▶ [Required task]
Please transcribe the records precisely; pictures stay out of your copy.

▶ [Records to process]

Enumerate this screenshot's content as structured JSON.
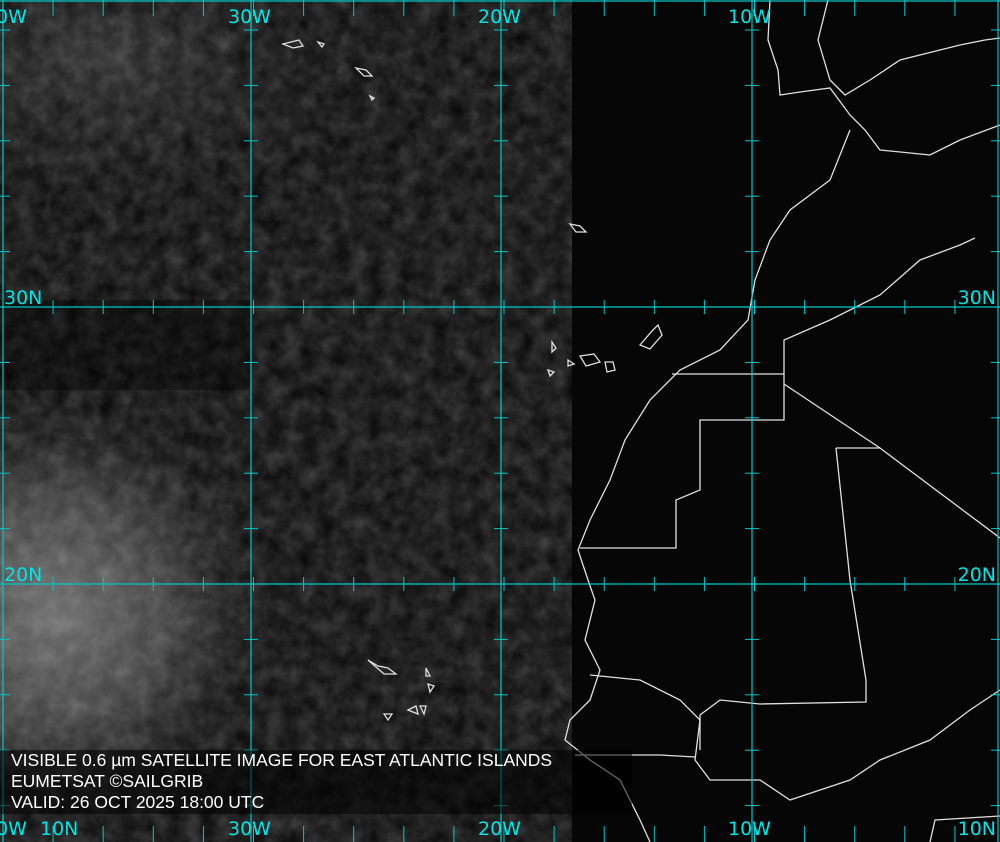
{
  "product": {
    "title": "VISIBLE 0.6 µm SATELLITE IMAGE FOR EAST ATLANTIC ISLANDS",
    "credit": "EUMETSAT ©SAILGRIB",
    "valid": "VALID:  26 OCT 2025 18:00 UTC"
  },
  "grid": {
    "color": "#00e5e5",
    "top_labels": [
      "0W",
      "30W",
      "20W",
      "10W"
    ],
    "bottom_labels": [
      "0W",
      "30W",
      "20W",
      "10W",
      "10N"
    ],
    "left_labels": [
      "30N",
      "20N",
      "10N"
    ],
    "right_labels": [
      "30N",
      "20N"
    ]
  },
  "coastline_color": "#e0e0e0"
}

▶ [Solution for this task]
Enumerate this screenshot's content as structured JSON.
{
  "product": {
    "title": "VISIBLE 0.6 µm SATELLITE IMAGE FOR EAST ATLANTIC ISLANDS",
    "credit": "EUMETSAT ©SAILGRIB",
    "valid": "VALID:  26 OCT 2025 18:00 UTC"
  },
  "grid": {
    "color": "#00e5e5",
    "top_labels": [
      "0W",
      "30W",
      "20W",
      "10W"
    ],
    "bottom_labels": [
      "0W",
      "30W",
      "20W",
      "10W",
      "10N"
    ],
    "left_labels": [
      "30N",
      "20N",
      "10N"
    ],
    "right_labels": [
      "30N",
      "20N"
    ]
  },
  "coastline_color": "#e0e0e0"
}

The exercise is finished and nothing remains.